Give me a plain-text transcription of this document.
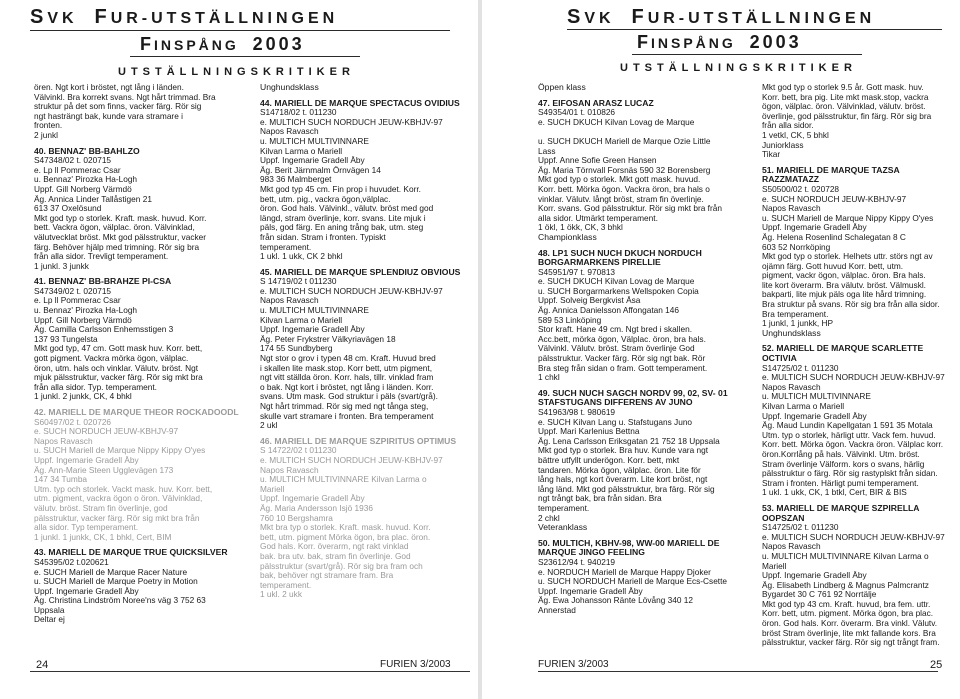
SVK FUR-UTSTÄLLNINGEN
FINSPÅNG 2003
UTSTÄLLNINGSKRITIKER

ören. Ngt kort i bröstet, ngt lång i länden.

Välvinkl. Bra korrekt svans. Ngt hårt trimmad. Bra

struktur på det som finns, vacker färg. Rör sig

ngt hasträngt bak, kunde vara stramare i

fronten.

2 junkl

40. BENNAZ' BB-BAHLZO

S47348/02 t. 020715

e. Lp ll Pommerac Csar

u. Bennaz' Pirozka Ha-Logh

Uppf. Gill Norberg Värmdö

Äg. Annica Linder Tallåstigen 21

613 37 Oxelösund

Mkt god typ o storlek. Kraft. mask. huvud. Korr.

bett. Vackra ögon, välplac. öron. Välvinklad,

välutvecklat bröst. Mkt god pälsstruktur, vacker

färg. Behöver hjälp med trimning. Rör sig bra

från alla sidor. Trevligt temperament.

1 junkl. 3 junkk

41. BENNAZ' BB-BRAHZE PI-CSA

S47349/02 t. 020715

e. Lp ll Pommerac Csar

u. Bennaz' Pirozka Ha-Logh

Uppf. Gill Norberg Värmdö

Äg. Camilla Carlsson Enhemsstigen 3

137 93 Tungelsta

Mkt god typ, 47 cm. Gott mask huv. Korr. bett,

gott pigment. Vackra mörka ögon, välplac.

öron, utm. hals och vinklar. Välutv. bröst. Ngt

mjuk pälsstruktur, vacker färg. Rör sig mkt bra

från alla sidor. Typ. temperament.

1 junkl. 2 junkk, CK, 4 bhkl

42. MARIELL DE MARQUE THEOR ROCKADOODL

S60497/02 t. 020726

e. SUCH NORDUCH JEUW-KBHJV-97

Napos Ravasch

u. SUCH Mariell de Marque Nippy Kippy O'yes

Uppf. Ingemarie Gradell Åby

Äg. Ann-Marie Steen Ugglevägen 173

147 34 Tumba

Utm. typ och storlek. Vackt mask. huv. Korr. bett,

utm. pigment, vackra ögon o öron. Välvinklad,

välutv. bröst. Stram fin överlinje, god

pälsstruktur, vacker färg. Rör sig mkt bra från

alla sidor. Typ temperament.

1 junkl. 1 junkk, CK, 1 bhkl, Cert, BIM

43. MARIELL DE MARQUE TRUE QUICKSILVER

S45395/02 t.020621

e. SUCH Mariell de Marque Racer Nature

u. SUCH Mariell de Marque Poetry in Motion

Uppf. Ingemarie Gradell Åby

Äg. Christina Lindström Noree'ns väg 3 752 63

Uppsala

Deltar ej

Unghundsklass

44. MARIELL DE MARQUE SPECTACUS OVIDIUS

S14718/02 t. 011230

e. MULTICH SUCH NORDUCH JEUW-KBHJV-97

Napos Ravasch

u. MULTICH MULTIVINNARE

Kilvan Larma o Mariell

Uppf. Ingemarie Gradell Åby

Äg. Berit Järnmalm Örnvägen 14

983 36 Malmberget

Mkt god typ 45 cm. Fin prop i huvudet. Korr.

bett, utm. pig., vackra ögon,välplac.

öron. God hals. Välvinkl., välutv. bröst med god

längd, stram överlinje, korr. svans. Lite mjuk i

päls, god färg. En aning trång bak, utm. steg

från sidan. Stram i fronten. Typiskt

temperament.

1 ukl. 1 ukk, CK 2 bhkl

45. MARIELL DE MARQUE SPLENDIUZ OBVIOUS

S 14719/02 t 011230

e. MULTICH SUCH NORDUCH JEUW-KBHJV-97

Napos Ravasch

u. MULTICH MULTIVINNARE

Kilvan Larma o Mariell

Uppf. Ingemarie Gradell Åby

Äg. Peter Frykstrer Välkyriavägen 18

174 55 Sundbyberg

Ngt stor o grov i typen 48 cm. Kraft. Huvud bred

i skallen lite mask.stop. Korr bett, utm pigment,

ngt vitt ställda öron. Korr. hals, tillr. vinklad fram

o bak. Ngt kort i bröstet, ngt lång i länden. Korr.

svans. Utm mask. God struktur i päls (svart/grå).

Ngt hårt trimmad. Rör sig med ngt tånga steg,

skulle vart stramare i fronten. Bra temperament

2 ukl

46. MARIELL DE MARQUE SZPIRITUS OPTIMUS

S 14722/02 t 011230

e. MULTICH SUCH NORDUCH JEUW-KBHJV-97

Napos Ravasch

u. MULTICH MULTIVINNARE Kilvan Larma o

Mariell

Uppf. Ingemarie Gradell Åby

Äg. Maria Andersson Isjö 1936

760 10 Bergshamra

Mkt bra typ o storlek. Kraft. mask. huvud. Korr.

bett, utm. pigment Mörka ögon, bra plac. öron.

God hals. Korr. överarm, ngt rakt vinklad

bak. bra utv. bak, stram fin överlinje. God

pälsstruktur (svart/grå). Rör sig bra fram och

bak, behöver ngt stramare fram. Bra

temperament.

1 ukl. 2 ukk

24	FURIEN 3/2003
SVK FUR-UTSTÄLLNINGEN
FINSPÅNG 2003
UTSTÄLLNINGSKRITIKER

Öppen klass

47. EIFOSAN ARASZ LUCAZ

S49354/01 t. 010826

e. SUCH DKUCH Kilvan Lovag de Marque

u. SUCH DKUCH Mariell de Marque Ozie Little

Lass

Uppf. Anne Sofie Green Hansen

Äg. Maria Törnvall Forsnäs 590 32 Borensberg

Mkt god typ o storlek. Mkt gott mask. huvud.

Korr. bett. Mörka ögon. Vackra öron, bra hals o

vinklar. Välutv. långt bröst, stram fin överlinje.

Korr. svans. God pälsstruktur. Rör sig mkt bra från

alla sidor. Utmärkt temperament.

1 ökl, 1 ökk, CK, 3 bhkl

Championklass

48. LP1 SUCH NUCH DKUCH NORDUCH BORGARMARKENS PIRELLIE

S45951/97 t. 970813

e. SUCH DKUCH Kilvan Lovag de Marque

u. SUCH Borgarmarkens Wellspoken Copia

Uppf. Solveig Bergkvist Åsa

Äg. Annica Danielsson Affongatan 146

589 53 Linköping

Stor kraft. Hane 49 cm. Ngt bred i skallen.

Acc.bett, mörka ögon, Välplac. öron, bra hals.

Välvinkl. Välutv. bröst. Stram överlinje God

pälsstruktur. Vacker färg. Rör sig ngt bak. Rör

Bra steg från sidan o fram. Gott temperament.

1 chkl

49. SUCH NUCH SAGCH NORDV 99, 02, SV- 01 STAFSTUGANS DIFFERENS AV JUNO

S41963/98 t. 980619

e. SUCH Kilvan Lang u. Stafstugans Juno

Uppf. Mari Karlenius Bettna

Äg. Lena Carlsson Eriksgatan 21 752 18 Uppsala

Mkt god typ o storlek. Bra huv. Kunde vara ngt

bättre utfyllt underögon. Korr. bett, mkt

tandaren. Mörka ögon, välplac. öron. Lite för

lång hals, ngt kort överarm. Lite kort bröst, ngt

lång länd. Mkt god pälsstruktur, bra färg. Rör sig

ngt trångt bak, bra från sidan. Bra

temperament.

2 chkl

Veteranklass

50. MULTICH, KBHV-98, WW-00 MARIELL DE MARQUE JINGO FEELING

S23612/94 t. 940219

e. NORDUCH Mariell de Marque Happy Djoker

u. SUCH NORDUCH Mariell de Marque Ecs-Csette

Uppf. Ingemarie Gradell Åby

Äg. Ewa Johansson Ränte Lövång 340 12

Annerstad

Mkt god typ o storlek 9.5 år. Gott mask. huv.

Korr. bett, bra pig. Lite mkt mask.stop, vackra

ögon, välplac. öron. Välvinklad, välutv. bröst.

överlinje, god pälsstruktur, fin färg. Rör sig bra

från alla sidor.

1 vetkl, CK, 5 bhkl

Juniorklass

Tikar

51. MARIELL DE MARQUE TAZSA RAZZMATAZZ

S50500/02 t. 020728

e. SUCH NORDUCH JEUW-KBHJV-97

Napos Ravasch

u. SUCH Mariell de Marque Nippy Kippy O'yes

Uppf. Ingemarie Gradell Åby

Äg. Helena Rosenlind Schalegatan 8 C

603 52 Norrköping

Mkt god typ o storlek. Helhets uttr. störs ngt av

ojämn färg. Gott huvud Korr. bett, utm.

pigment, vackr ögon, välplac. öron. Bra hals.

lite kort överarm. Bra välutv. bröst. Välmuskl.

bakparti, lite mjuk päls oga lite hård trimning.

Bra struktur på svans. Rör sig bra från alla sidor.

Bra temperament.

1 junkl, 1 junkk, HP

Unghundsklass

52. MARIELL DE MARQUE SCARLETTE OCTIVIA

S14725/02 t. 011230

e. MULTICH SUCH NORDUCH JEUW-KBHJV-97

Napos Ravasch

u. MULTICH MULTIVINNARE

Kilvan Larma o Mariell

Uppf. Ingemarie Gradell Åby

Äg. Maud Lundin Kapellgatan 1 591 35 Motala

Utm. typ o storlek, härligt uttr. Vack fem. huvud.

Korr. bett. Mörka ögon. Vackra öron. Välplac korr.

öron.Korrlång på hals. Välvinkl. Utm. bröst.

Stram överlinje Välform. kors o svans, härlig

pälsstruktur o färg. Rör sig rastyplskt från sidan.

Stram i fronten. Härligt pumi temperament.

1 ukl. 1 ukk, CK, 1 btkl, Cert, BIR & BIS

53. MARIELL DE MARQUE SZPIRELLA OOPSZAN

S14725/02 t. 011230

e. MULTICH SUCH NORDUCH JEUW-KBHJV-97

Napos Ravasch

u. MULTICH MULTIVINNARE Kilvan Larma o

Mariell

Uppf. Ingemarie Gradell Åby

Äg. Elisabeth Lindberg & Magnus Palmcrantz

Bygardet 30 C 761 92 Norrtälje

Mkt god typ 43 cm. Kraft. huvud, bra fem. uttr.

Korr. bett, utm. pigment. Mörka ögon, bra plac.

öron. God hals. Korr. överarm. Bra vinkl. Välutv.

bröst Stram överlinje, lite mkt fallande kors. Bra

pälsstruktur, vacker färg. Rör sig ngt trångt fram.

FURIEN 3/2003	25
* * * * * * *
• Work to complete:
Report the number of lines that contain "pigment", with no other words.

• Result:
6